* BEGIN *

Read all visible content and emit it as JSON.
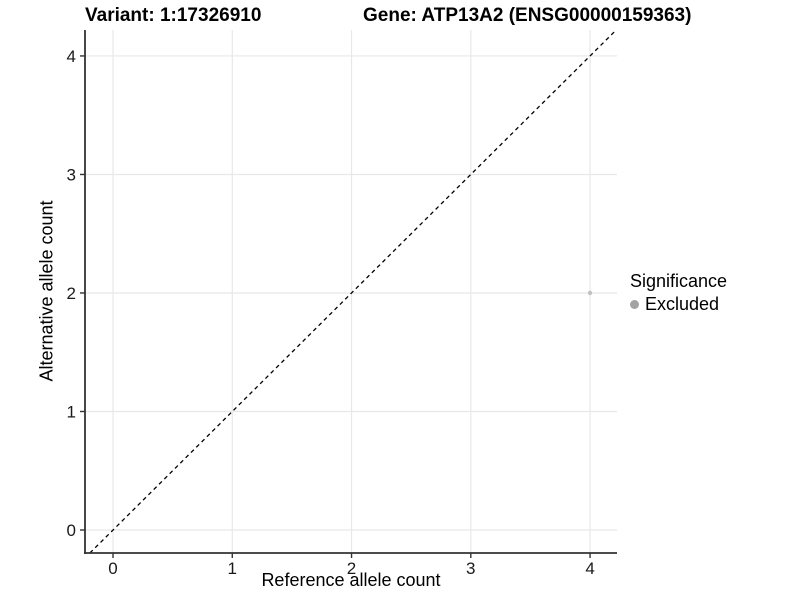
{
  "header": {
    "variant_title": "Variant: 1:17326910",
    "gene_title": "Gene: ATP13A2 (ENSG00000159363)"
  },
  "chart_data": {
    "type": "scatter",
    "xlabel": "Reference allele count",
    "ylabel": "Alternative allele count",
    "xlim": [
      -0.235,
      4.226
    ],
    "ylim": [
      -0.194,
      4.219
    ],
    "xticks": [
      0,
      1,
      2,
      3,
      4
    ],
    "yticks": [
      0,
      1,
      2,
      3,
      4
    ],
    "minor_grid_step": 0.5,
    "grid": "on",
    "points": [
      {
        "x": 4,
        "y": 2,
        "series": "Excluded"
      }
    ],
    "reference_line": {
      "type": "identity",
      "slope": 1,
      "intercept": 0,
      "style": "dashed"
    },
    "legend": {
      "position": "right",
      "title": "Significance",
      "items": [
        {
          "label": "Excluded",
          "color": "#a3a3a3"
        }
      ]
    }
  },
  "colors": {
    "background": "#ffffff",
    "major_grid": "#e8e8e8",
    "minor_grid": "#f4f4f4",
    "axis_line": "#333333",
    "tick_mark": "#333333",
    "tick_label": "#1a1a1a",
    "dashed_line": "#000000",
    "data_point": "#c2c2c2",
    "legend_dot": "#a3a3a3"
  }
}
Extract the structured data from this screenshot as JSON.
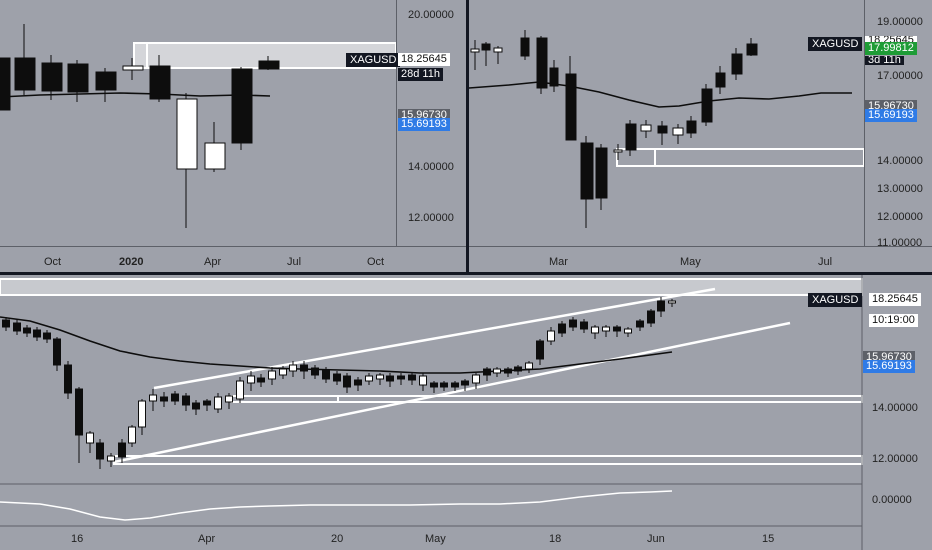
{
  "colors": {
    "background": "#9ea1aa",
    "candle_up": "#ffffff",
    "candle_down": "#0d0d0d",
    "price_tag_blue": "#2f7be6",
    "price_tag_green": "#1e9c36",
    "divider": "#131722",
    "drawing": "#ffffff"
  },
  "top_left": {
    "symbol": "XAGUSD",
    "price": "18.25645",
    "countdown": "28d 11h",
    "covered_price": "15.96730",
    "blue_price": "15.69193",
    "y_ticks": [
      "20.00000",
      "14.00000",
      "12.00000"
    ],
    "x_ticks": [
      "Oct",
      "2020",
      "Apr",
      "Jul",
      "Oct"
    ]
  },
  "top_right": {
    "symbol": "XAGUSD",
    "price_top": "18.25645",
    "price_green": "17.99812",
    "countdown": "3d 11h",
    "covered_price": "15.96730",
    "blue_price": "15.69193",
    "y_ticks": [
      "19.00000",
      "17.00000",
      "14.00000",
      "13.00000",
      "12.00000",
      "11.00000"
    ],
    "x_ticks": [
      "Mar",
      "May",
      "Jul"
    ]
  },
  "bottom": {
    "symbol": "XAGUSD",
    "price": "18.25645",
    "countdown": "10:19:00",
    "covered_price": "15.96730",
    "blue_price": "15.69193",
    "y_ticks": [
      "14.00000",
      "12.00000"
    ],
    "x_ticks": [
      "16",
      "Apr",
      "20",
      "May",
      "18",
      "Jun",
      "15"
    ],
    "oscillator": {
      "tick": "0.00000"
    }
  }
}
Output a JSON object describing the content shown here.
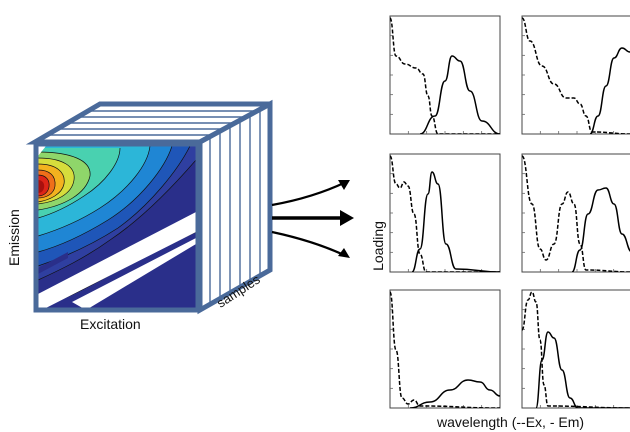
{
  "labels": {
    "emission": "Emission",
    "excitation": "Excitation",
    "samples": "samples",
    "loading": "Loading",
    "wavelength": "wavelength (--Ex, - Em)"
  },
  "colors": {
    "cube_frame": "#4a6a9a",
    "slab_line": "#3a5a8a",
    "background_blue": "#2a2f8a",
    "contour_palette": [
      "#2a2f8a",
      "#1f56b8",
      "#1f86d4",
      "#2cb6d8",
      "#49d1b0",
      "#8fd66a",
      "#d6dd3c",
      "#f3b21f",
      "#ef6f1a",
      "#dd2418",
      "#a8100e"
    ],
    "panel_border": "#444444",
    "curve": "#000000"
  },
  "panels": [
    {
      "id": "loading-1-1",
      "row": 1,
      "col": 1
    },
    {
      "id": "loading-1-2",
      "row": 1,
      "col": 2
    },
    {
      "id": "loading-2-1",
      "row": 2,
      "col": 1
    },
    {
      "id": "loading-2-2",
      "row": 2,
      "col": 2
    },
    {
      "id": "loading-3-1",
      "row": 3,
      "col": 1
    },
    {
      "id": "loading-3-2",
      "row": 3,
      "col": 2
    }
  ]
}
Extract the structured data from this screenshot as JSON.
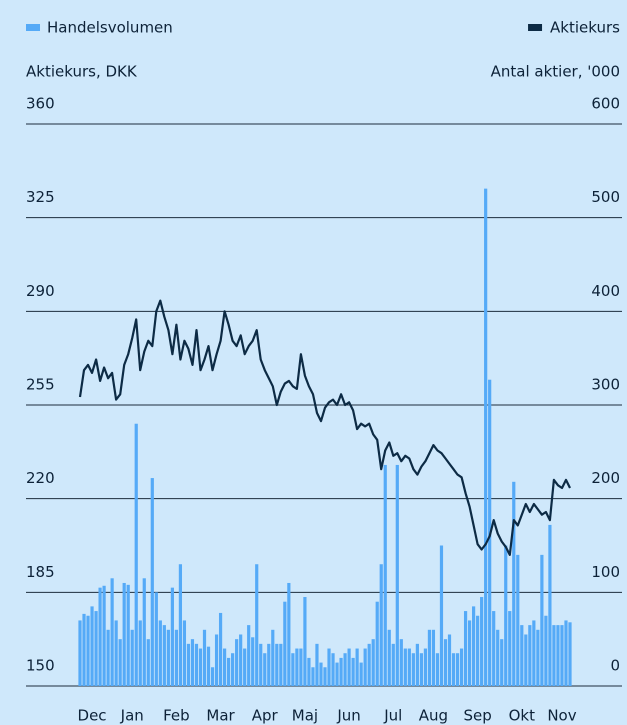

* END *

What you need to do: Set down the line containing "Output a JSON", then every later line through the end of the material, exactly as written; omit any picture.

Answer for the task:
Output a JSON object describing the content shown here.
{
  "labels": {
    "emission": "Emission",
    "excitation": "Excitation",
    "samples": "samples",
    "loading": "Loading",
    "wavelength": "wavelength (--Ex, - Em)"
  },
  "colors": {
    "cube_frame": "#4a6a9a",
    "slab_line": "#3a5a8a",
    "background_blue": "#2a2f8a",
    "contour_palette": [
      "#2a2f8a",
      "#1f56b8",
      "#1f86d4",
      "#2cb6d8",
      "#49d1b0",
      "#8fd66a",
      "#d6dd3c",
      "#f3b21f",
      "#ef6f1a",
      "#dd2418",
      "#a8100e"
    ],
    "panel_border": "#444444",
    "curve": "#000000"
  },
  "panels": [
    {
      "id": "loading-1-1",
      "row": 1,
      "col": 1
    },
    {
      "id": "loading-1-2",
      "row": 1,
      "col": 2
    },
    {
      "id": "loading-2-1",
      "row": 2,
      "col": 1
    },
    {
      "id": "loading-2-2",
      "row": 2,
      "col": 2
    },
    {
      "id": "loading-3-1",
      "row": 3,
      "col": 1
    },
    {
      "id": "loading-3-2",
      "row": 3,
      "col": 2
    }
  ]
}
Extract the structured data from this screenshot as JSON.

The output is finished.